- _WHAT IS REQUIRED_: In the listing, locate the line containing "What text is on this page?", then quote it and all following lines exactly. Omit pictures.

——————

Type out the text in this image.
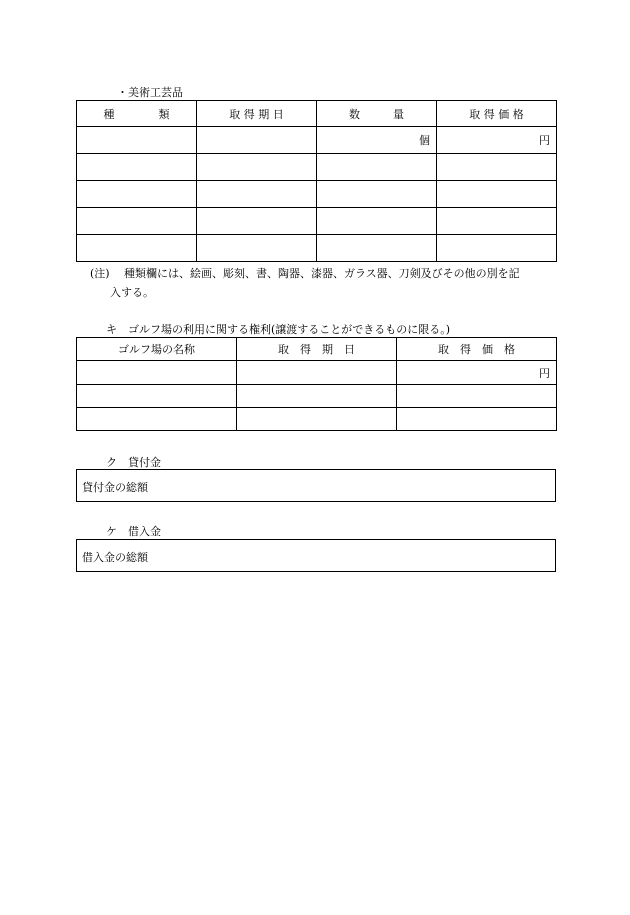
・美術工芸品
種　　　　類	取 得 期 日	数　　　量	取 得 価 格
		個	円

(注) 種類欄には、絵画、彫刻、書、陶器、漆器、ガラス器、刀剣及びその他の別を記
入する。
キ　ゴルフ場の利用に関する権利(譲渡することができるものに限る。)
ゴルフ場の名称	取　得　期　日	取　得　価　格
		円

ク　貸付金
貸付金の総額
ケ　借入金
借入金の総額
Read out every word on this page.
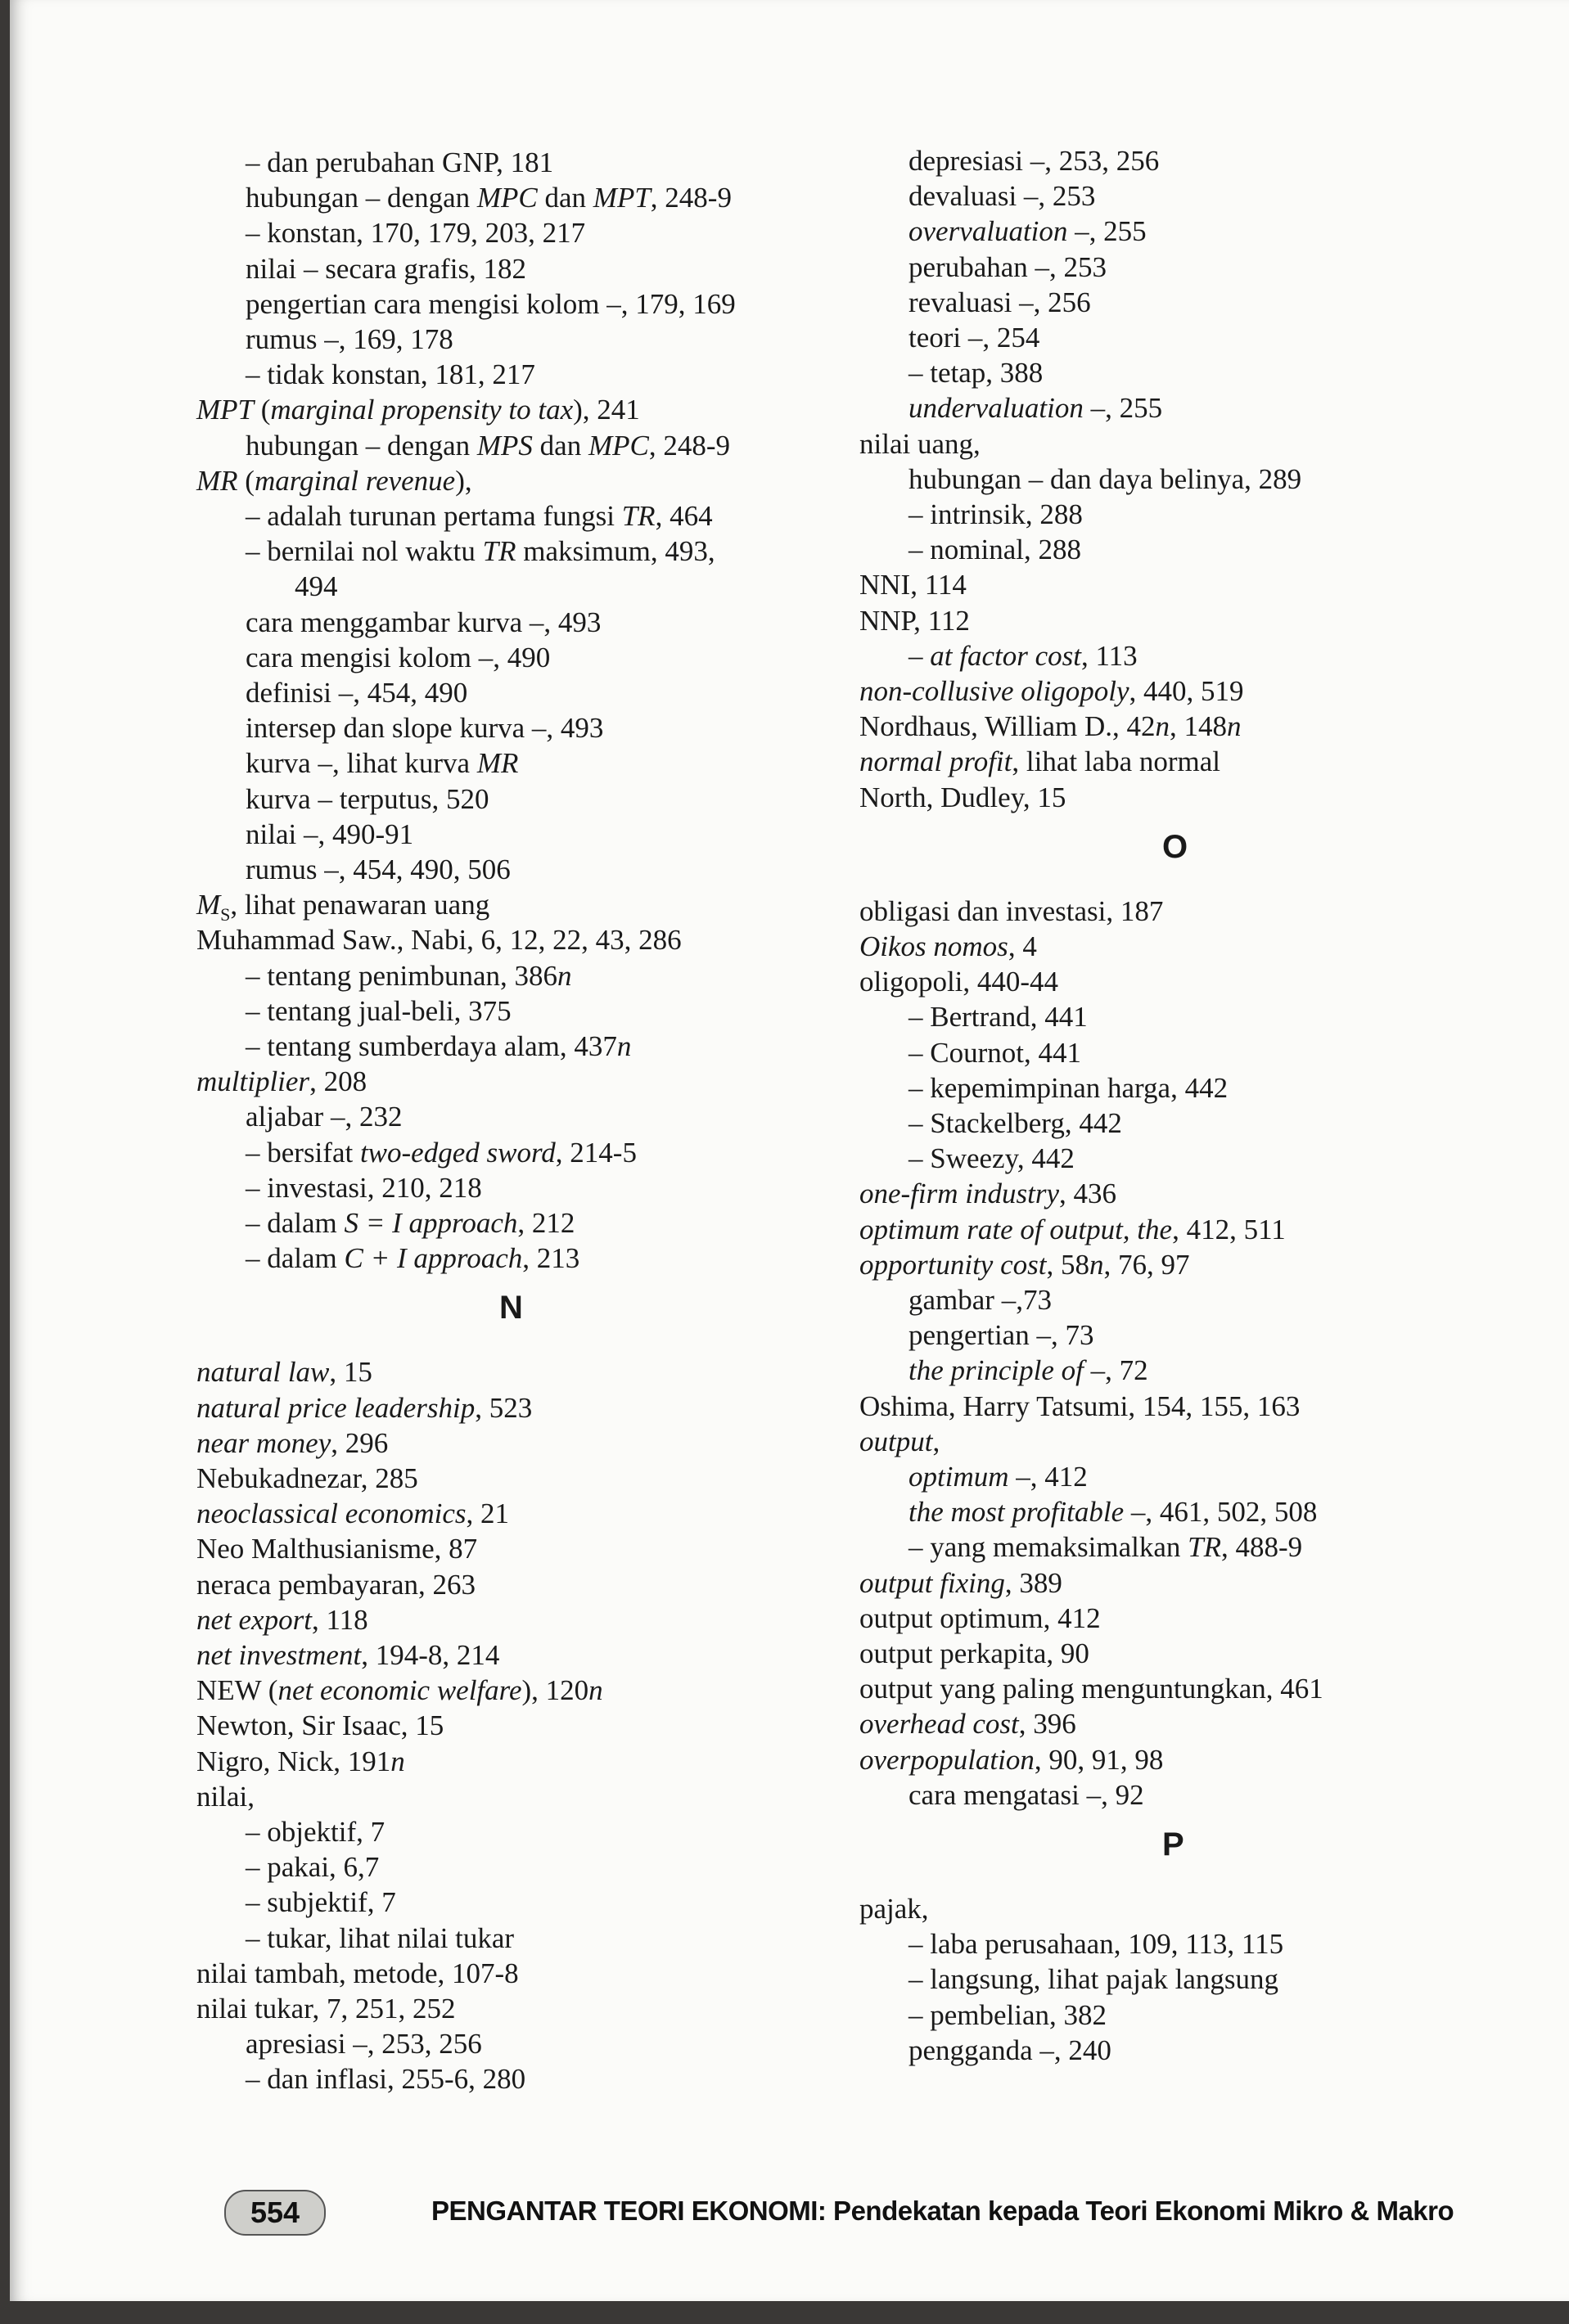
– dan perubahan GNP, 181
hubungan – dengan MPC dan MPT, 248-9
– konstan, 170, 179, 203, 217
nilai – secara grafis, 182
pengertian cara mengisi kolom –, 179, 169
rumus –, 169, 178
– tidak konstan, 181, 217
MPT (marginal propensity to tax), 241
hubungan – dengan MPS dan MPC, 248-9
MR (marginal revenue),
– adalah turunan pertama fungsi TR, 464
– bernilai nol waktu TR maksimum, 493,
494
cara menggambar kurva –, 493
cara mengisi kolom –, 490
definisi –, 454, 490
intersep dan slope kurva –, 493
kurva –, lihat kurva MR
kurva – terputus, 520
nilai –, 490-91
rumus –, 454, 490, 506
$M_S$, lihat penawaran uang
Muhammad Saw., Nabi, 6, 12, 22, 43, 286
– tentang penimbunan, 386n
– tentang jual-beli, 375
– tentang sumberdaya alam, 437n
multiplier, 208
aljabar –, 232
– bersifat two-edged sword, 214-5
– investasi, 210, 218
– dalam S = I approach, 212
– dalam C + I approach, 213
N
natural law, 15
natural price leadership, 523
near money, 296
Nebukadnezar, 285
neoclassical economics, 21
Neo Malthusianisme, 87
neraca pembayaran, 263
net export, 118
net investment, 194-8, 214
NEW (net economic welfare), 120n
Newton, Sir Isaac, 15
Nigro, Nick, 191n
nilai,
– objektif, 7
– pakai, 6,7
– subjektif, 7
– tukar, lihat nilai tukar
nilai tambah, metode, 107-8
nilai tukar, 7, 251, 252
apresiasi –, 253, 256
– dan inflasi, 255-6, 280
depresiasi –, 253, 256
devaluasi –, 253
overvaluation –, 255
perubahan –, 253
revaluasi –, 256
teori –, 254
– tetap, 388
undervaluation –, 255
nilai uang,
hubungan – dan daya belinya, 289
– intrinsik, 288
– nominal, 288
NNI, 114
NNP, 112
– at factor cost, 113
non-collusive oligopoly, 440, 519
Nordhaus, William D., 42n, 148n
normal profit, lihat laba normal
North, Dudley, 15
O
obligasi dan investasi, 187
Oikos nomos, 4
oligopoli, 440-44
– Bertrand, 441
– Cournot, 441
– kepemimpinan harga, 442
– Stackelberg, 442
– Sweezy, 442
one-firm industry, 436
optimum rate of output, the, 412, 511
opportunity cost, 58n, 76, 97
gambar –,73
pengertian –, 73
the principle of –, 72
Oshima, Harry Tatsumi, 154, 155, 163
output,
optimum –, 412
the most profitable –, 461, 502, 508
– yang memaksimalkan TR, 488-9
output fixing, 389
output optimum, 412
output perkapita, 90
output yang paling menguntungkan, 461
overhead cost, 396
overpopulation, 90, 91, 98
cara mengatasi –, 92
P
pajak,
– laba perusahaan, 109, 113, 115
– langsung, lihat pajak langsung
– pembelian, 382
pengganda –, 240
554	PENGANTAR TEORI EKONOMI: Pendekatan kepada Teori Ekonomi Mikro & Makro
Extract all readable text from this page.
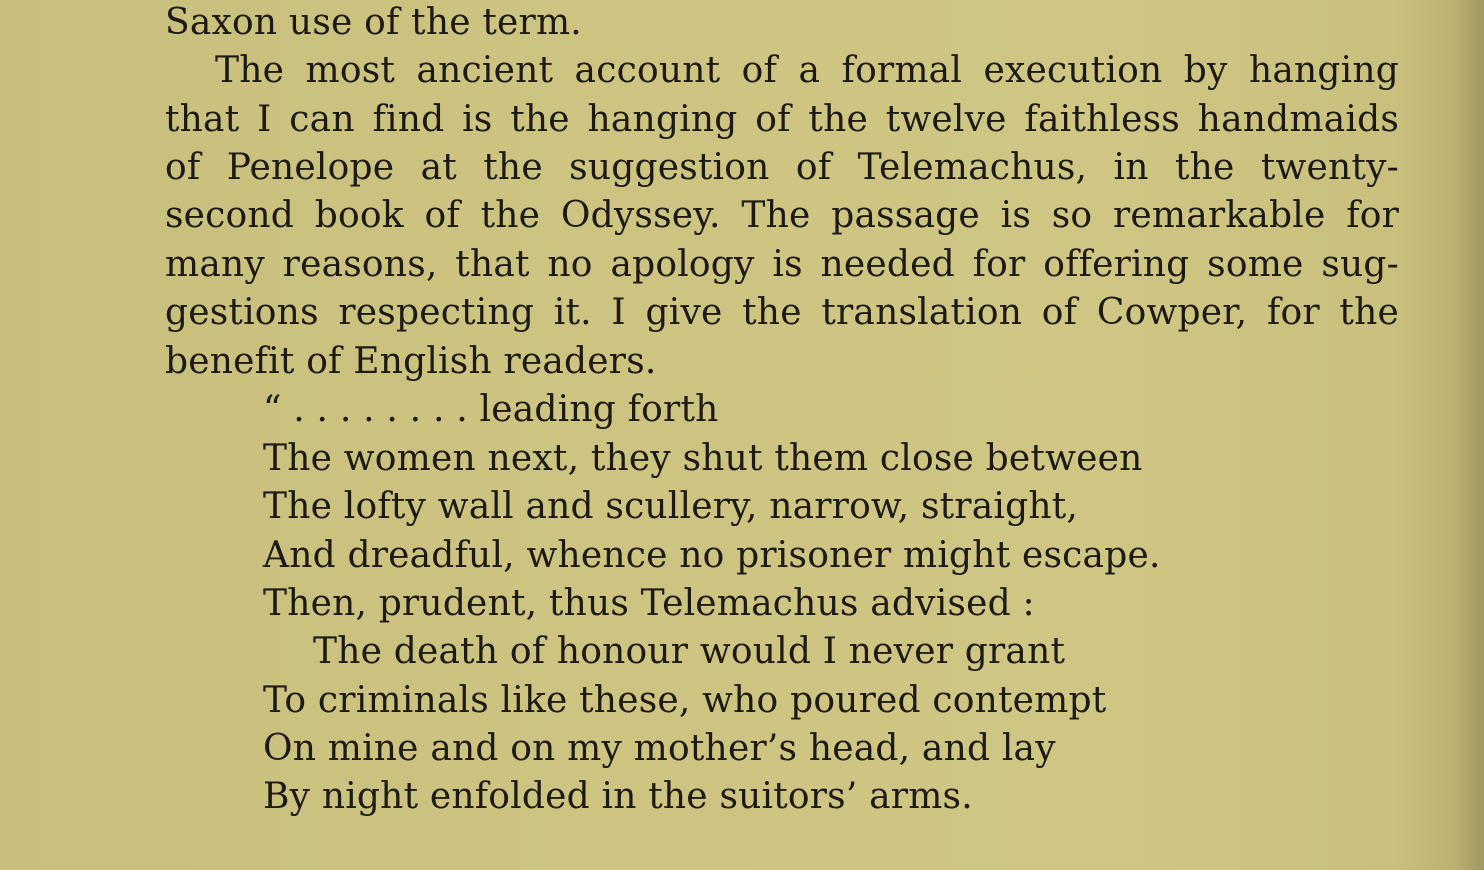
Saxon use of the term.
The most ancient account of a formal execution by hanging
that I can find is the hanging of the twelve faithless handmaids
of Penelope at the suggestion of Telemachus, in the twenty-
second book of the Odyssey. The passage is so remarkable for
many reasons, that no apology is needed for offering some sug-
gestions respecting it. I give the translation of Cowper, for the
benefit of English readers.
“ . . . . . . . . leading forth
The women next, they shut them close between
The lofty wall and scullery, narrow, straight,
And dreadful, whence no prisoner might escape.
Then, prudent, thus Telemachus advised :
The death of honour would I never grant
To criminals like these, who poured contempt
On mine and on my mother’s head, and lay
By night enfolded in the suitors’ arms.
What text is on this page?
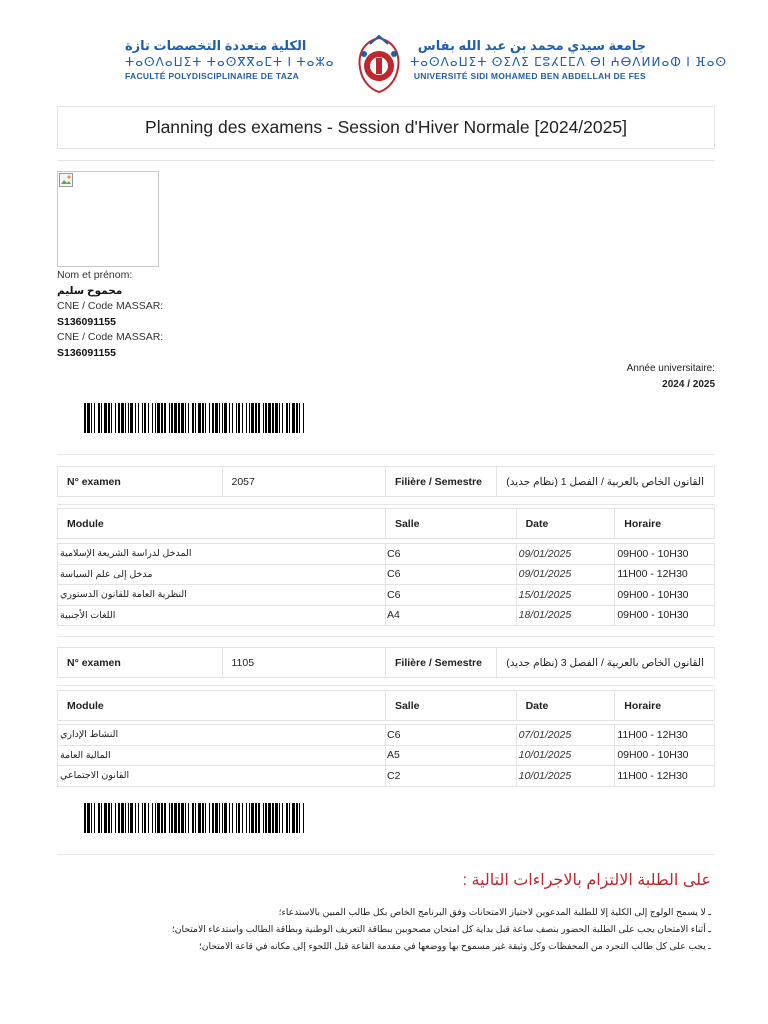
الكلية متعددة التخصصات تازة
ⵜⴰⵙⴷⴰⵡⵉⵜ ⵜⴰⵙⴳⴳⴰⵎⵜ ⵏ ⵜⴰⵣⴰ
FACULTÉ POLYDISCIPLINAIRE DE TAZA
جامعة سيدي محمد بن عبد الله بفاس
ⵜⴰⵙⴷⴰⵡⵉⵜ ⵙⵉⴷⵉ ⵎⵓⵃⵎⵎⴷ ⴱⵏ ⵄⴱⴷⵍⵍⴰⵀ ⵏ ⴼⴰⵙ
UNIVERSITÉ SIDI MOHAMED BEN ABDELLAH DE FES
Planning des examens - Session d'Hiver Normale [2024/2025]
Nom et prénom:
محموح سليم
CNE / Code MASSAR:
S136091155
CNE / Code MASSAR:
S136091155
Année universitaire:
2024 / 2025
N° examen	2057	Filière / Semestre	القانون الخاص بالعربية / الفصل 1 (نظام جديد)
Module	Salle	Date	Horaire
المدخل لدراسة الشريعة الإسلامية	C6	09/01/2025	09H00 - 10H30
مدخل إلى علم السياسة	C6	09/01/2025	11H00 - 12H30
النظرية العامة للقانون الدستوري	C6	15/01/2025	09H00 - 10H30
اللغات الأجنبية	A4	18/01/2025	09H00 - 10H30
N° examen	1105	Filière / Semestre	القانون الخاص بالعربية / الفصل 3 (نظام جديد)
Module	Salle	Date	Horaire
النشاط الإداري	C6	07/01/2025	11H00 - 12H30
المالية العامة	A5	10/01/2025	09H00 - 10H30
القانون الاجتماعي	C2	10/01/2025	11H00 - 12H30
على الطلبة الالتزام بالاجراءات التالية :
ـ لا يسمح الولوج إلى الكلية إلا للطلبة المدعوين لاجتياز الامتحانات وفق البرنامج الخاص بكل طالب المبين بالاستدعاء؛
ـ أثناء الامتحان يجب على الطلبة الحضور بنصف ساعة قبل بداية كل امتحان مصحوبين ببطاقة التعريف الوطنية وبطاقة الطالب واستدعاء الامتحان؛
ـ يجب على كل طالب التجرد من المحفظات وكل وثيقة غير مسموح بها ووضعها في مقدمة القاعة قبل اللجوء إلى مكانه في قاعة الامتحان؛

——————

- _SOLVED EXERCISE_:
What text is on this page?
الكلية متعددة التخصصات تازة
ⵜⴰⵙⴷⴰⵡⵉⵜ ⵜⴰⵙⴳⴳⴰⵎⵜ ⵏ ⵜⴰⵣⴰ
FACULTÉ POLYDISCIPLINAIRE DE TAZA
جامعة سيدي محمد بن عبد الله بفاس
ⵜⴰⵙⴷⴰⵡⵉⵜ ⵙⵉⴷⵉ ⵎⵓⵃⵎⵎⴷ ⴱⵏ ⵄⴱⴷⵍⵍⴰⵀ ⵏ ⴼⴰⵙ
UNIVERSITÉ SIDI MOHAMED BEN ABDELLAH DE FES
Planning des examens - Session d'Hiver Normale [2024/2025]
Nom et prénom:
محموح سليم
CNE / Code MASSAR:
S136091155
CNE / Code MASSAR:
S136091155
Année universitaire:
2024 / 2025
N° examen	2057	Filière / Semestre	القانون الخاص بالعربية / الفصل 1 (نظام جديد)
Module	Salle	Date	Horaire
المدخل لدراسة الشريعة الإسلامية	C6	09/01/2025	09H00 - 10H30
مدخل إلى علم السياسة	C6	09/01/2025	11H00 - 12H30
النظرية العامة للقانون الدستوري	C6	15/01/2025	09H00 - 10H30
اللغات الأجنبية	A4	18/01/2025	09H00 - 10H30
N° examen	1105	Filière / Semestre	القانون الخاص بالعربية / الفصل 3 (نظام جديد)
Module	Salle	Date	Horaire
النشاط الإداري	C6	07/01/2025	11H00 - 12H30
المالية العامة	A5	10/01/2025	09H00 - 10H30
القانون الاجتماعي	C2	10/01/2025	11H00 - 12H30
على الطلبة الالتزام بالاجراءات التالية :
ـ لا يسمح الولوج إلى الكلية إلا للطلبة المدعوين لاجتياز الامتحانات وفق البرنامج الخاص بكل طالب المبين بالاستدعاء؛
ـ أثناء الامتحان يجب على الطلبة الحضور بنصف ساعة قبل بداية كل امتحان مصحوبين ببطاقة التعريف الوطنية وبطاقة الطالب واستدعاء الامتحان؛
ـ يجب على كل طالب التجرد من المحفظات وكل وثيقة غير مسموح بها ووضعها في مقدمة القاعة قبل اللجوء إلى مكانه في قاعة الامتحان؛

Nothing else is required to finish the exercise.